*** RECORDED DATA

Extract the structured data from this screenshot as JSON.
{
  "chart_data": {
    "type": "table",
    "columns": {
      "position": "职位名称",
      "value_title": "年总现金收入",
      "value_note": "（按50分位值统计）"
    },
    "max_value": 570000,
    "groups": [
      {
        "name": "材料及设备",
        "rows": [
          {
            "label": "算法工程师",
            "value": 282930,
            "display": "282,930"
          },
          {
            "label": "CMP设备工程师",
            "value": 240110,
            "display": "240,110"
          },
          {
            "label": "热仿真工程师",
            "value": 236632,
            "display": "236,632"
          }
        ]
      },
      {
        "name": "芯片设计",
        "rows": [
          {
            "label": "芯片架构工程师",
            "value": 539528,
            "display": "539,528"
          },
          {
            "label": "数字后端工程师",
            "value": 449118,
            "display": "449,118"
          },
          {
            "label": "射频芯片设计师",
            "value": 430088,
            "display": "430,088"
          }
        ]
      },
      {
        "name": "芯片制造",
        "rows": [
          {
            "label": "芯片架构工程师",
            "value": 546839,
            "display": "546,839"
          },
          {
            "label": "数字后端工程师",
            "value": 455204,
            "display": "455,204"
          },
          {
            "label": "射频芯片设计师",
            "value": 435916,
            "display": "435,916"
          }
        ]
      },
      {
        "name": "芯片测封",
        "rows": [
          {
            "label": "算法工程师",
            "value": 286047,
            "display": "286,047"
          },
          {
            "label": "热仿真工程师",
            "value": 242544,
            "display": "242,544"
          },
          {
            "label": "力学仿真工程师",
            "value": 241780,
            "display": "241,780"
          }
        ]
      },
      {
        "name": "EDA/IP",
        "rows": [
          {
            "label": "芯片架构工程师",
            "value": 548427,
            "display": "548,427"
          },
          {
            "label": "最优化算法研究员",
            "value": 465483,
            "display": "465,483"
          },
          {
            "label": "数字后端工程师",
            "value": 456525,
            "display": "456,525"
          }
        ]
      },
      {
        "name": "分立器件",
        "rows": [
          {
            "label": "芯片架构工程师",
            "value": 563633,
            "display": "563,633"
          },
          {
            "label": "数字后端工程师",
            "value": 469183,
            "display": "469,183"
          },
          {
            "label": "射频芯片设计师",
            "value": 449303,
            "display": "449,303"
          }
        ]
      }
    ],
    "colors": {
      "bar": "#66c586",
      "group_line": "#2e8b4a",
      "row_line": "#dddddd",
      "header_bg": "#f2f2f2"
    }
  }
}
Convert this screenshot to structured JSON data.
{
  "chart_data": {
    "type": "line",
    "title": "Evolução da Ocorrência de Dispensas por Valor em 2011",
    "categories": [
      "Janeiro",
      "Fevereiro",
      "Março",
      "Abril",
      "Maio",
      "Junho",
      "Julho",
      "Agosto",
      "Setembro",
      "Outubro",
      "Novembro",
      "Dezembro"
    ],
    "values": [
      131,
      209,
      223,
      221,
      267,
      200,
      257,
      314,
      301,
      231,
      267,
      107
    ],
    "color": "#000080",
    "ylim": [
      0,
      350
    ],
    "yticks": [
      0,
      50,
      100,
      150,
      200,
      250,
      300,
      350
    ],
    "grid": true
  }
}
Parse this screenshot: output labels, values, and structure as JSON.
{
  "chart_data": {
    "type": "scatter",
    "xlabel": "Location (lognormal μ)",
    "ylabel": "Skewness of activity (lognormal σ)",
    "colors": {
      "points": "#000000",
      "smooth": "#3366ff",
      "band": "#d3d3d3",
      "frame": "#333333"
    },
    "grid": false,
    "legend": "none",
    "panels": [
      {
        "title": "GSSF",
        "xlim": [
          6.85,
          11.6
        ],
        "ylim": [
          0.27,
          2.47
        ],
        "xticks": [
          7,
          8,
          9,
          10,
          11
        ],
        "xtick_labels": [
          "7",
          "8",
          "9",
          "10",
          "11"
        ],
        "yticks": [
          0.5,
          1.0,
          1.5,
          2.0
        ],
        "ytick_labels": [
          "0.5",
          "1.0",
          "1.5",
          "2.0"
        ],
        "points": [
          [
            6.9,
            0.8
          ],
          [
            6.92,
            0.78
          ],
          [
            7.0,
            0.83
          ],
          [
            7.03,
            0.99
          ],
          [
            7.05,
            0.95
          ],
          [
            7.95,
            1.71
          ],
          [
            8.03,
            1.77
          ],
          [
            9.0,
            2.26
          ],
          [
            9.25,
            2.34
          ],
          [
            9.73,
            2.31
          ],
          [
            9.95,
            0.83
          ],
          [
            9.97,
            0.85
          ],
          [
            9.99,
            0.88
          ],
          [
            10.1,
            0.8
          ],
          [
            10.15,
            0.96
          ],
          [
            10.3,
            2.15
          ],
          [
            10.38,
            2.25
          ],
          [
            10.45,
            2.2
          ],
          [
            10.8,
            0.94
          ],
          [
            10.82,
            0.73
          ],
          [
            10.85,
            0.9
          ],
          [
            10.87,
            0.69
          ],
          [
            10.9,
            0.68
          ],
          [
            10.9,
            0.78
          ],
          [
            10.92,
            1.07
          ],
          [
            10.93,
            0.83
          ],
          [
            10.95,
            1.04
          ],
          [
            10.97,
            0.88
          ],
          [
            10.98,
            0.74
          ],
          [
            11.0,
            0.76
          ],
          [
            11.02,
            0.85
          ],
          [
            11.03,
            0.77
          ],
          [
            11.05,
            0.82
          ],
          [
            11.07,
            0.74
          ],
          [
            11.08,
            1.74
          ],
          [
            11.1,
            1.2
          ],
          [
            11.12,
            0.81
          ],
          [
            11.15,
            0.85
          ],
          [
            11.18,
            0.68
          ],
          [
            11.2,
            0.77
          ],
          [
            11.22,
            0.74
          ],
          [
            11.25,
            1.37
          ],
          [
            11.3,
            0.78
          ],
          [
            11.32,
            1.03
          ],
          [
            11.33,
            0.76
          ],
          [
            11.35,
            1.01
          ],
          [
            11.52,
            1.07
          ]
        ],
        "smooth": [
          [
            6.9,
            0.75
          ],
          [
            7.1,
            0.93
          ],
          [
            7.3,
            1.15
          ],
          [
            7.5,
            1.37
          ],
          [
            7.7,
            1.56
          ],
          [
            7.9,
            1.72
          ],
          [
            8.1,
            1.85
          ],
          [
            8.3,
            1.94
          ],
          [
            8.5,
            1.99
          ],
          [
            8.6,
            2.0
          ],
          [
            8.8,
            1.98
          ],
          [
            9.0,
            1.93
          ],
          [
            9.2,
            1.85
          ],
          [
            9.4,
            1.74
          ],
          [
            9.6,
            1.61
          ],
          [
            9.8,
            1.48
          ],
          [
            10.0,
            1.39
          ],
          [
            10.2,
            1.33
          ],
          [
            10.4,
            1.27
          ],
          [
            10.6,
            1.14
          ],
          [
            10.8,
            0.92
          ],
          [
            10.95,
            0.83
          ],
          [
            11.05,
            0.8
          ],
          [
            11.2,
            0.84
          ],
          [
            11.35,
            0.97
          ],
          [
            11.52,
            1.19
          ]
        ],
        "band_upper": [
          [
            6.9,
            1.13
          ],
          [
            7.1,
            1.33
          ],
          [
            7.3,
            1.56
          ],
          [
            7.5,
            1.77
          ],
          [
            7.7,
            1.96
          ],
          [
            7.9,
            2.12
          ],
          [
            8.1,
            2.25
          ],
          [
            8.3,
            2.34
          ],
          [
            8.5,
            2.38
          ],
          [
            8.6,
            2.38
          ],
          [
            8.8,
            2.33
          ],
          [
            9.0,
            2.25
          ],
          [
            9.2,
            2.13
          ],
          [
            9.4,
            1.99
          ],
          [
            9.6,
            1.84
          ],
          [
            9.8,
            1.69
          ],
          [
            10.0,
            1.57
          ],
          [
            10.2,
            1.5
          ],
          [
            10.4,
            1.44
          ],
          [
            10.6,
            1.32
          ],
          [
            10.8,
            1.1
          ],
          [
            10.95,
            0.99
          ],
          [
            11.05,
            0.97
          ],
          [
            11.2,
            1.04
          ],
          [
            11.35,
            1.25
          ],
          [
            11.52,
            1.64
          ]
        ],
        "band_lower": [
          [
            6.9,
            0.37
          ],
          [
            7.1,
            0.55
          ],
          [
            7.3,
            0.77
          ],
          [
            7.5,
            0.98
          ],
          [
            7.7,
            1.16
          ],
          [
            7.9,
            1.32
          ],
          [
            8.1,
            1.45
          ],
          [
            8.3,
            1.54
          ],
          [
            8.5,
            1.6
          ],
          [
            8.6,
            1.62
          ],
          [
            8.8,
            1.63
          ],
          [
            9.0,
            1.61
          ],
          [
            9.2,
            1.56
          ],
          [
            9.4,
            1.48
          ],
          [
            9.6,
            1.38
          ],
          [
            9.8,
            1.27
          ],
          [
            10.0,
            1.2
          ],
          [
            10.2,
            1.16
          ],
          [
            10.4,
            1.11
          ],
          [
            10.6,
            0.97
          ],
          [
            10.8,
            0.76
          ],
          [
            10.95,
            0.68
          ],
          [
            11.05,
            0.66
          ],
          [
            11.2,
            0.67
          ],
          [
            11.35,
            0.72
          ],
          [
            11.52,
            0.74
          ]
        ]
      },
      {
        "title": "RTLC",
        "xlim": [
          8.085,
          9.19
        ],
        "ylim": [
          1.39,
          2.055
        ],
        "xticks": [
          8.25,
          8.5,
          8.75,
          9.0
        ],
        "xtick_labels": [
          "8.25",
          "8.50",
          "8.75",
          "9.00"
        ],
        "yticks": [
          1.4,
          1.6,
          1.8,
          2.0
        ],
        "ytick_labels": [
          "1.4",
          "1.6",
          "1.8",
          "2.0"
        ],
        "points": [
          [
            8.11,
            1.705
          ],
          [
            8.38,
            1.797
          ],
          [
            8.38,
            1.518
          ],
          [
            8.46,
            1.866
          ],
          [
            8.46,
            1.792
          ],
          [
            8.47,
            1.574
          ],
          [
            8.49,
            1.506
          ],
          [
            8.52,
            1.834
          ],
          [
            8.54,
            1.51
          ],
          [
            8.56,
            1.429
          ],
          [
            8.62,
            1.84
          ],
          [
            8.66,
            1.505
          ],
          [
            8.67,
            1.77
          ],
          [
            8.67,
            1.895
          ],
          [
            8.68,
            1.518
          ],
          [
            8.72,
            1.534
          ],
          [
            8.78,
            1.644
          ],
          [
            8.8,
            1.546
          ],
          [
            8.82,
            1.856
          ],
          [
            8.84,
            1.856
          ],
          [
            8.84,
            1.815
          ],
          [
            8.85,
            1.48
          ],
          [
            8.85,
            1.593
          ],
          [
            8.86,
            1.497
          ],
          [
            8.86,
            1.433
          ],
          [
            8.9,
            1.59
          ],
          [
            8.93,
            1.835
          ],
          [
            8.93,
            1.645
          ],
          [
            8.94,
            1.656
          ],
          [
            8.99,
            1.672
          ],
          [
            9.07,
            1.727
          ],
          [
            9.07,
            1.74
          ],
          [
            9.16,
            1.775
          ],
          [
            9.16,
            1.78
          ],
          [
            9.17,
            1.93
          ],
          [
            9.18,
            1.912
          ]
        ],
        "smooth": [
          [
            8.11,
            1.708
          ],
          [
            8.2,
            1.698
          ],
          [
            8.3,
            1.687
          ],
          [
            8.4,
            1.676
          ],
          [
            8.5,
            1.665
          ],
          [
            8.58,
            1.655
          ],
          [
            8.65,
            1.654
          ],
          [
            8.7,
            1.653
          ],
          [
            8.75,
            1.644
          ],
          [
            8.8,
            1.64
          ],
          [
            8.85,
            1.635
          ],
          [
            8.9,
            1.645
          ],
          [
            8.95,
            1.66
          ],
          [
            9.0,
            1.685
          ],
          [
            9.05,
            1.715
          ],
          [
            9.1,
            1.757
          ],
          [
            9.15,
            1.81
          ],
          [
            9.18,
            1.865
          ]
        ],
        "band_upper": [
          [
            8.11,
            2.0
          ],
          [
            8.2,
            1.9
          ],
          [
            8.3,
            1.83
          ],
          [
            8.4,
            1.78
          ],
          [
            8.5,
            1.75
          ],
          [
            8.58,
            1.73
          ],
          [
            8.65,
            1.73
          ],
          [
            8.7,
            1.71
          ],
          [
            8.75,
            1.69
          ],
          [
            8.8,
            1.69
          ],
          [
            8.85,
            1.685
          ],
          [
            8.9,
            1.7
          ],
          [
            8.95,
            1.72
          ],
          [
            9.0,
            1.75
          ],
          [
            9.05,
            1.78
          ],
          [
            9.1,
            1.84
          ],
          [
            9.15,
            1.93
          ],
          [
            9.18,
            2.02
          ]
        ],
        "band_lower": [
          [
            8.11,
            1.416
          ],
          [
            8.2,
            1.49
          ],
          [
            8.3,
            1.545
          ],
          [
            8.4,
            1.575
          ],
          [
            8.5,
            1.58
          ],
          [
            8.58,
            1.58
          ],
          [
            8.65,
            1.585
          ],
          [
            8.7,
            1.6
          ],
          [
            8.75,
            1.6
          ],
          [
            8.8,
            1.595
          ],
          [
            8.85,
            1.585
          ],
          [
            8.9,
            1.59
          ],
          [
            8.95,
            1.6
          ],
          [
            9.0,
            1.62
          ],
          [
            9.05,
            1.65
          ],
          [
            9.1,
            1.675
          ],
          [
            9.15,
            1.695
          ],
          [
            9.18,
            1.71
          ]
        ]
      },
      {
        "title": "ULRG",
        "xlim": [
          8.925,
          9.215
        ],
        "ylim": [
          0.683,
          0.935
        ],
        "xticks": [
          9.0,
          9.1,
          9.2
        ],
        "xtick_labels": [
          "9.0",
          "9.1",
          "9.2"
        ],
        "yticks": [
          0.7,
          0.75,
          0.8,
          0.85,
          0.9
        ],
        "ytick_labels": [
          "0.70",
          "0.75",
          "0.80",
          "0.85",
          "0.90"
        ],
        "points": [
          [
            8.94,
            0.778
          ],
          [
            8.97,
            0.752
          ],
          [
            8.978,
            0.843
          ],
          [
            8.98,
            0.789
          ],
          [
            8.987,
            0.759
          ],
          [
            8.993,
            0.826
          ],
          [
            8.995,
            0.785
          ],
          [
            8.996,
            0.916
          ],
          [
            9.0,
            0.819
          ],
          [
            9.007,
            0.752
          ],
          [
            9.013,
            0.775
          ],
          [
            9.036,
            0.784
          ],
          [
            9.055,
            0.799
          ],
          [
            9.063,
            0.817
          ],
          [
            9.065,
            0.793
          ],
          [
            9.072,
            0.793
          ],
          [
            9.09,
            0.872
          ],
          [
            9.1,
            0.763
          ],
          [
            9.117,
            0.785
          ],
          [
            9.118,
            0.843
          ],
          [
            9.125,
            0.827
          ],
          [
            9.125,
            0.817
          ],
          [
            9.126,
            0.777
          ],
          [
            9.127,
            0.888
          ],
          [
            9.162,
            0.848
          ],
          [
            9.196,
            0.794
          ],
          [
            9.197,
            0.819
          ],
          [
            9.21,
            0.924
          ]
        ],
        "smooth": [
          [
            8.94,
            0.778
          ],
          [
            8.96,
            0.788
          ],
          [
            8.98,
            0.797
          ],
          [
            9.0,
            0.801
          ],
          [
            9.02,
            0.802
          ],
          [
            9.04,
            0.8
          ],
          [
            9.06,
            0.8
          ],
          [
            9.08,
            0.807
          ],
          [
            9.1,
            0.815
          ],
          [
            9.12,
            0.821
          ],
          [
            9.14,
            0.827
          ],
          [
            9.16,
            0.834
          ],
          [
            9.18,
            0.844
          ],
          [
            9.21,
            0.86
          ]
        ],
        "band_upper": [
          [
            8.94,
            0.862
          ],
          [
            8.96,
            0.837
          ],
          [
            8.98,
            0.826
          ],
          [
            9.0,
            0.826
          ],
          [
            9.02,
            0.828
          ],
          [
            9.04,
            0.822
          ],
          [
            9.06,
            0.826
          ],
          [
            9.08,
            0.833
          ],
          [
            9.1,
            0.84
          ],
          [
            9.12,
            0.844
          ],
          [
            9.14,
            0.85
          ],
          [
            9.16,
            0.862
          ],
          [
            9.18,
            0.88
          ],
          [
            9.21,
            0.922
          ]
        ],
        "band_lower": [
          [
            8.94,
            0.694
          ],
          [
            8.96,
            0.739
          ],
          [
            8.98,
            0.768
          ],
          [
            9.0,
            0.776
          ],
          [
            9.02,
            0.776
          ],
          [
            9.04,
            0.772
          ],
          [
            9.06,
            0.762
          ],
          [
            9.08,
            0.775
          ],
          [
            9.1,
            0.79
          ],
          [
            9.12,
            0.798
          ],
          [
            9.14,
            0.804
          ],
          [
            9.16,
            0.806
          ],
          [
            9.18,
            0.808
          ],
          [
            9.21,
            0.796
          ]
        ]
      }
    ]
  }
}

******

### PROBLEM TO SOLVE
Copy out all lines above that include the string "values".

### EXERCISE SOLUTION
    "values": [
Parse this screenshot: output labels, values, and structure as JSON.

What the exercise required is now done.